- _Short task_: Look through the entries below and report how many lines hold the string "name". Only the number is wanted.

■ ■ ■ ■ ■ ■ ■

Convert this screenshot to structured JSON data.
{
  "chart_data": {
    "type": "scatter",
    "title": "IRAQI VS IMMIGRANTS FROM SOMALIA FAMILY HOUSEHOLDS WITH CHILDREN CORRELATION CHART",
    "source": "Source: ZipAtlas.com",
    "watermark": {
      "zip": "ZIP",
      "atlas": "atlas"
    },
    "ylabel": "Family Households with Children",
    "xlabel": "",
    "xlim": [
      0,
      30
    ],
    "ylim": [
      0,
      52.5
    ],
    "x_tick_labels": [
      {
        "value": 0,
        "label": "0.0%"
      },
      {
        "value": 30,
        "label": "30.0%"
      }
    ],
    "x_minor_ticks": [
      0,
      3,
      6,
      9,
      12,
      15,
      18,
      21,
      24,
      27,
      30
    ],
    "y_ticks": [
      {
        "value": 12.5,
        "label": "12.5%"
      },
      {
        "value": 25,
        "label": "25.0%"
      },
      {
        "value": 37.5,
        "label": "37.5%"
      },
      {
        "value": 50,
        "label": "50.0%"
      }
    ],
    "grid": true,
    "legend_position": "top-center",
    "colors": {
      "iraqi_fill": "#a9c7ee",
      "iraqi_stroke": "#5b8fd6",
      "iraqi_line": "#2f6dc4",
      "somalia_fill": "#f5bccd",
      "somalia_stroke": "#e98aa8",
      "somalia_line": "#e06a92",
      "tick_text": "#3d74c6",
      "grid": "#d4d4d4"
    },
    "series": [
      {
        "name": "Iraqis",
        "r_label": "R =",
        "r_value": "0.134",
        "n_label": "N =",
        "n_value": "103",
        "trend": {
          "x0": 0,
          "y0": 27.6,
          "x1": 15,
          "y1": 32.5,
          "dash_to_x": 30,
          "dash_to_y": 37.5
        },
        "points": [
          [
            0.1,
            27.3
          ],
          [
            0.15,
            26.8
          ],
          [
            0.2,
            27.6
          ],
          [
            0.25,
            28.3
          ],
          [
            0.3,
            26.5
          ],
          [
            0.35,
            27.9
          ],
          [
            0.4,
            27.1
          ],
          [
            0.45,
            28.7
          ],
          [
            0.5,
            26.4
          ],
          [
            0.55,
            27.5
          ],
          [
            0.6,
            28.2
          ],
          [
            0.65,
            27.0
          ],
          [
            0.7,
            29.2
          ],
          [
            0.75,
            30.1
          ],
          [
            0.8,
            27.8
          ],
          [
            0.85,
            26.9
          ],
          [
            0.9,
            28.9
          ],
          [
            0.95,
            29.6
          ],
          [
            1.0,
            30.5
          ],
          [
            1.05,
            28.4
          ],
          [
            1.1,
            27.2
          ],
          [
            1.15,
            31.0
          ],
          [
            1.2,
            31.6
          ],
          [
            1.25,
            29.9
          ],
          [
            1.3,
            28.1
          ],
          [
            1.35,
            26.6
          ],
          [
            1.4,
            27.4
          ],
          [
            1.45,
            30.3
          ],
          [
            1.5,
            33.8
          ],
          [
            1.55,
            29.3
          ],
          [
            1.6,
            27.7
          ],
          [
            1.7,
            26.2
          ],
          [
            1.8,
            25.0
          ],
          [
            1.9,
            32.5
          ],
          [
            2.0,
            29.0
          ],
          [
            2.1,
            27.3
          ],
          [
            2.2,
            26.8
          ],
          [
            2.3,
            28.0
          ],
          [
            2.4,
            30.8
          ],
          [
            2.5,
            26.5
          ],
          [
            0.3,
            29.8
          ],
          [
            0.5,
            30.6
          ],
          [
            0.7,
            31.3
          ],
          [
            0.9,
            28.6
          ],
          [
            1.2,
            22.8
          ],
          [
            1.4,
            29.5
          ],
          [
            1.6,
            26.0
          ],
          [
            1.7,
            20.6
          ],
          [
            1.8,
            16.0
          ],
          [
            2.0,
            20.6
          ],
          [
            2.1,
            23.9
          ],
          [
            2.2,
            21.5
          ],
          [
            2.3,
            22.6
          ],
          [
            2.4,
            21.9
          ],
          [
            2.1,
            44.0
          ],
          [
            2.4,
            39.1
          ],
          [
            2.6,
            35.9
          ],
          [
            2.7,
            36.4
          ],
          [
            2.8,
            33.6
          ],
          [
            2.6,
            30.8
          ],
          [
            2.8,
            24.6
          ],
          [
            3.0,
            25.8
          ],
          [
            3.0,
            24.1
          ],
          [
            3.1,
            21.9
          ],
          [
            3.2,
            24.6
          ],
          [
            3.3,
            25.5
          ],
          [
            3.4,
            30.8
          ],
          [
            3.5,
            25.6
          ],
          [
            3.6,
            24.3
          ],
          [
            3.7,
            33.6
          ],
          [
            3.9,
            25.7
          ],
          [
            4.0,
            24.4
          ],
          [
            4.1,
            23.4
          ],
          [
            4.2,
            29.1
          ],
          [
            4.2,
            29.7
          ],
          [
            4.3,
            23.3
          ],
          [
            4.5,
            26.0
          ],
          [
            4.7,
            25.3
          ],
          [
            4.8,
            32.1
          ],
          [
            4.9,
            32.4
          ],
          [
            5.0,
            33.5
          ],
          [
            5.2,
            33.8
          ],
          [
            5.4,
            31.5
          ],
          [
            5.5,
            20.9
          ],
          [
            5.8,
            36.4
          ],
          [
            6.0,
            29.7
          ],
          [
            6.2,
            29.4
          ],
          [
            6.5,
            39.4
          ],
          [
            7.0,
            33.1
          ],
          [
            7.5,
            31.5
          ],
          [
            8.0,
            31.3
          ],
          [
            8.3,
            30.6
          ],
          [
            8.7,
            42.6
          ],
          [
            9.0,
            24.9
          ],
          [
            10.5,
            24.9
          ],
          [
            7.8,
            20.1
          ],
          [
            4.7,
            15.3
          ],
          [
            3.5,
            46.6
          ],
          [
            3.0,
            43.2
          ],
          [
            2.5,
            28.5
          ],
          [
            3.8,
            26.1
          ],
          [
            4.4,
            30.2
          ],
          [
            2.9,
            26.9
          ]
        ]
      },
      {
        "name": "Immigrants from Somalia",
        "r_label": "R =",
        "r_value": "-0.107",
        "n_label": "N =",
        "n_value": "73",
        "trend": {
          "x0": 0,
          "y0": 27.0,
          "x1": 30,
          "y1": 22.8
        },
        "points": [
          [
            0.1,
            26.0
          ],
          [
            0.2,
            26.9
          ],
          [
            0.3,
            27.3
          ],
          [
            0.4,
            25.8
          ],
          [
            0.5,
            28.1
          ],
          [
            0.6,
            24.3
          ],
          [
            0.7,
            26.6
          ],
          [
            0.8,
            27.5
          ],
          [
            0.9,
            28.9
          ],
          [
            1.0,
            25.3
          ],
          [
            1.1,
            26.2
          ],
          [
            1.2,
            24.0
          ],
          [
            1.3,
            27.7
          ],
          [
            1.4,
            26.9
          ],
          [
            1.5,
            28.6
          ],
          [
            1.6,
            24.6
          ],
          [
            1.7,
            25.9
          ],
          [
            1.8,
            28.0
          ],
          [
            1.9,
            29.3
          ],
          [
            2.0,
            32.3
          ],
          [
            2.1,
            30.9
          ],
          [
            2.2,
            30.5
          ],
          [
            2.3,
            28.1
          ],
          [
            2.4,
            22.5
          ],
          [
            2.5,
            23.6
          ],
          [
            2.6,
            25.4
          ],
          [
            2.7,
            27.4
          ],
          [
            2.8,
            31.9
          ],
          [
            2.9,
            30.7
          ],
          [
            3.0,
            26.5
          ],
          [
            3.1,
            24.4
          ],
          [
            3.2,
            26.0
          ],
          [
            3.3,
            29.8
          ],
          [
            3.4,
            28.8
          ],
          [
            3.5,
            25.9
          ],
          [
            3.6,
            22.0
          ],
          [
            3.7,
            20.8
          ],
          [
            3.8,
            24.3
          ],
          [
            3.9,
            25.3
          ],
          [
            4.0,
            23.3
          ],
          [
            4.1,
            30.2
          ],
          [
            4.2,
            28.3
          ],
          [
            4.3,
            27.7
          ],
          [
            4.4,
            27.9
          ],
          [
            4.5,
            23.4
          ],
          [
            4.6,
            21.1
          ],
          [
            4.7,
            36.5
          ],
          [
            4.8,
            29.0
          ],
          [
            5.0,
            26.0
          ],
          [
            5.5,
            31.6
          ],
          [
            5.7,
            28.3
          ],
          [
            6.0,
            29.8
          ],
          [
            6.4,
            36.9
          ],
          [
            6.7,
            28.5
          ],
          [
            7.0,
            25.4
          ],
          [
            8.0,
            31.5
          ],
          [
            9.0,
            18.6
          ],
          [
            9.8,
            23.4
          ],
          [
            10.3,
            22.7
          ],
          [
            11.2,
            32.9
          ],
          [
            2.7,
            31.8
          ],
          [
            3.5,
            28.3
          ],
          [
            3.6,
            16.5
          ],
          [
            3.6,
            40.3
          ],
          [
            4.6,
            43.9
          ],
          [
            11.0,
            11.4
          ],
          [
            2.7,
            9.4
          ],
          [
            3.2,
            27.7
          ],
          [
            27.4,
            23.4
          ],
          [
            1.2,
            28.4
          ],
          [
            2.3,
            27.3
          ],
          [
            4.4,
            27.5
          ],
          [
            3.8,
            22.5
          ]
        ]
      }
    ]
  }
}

■ ■ ■ ■ ■ ■ ■

- _Answer below_: 2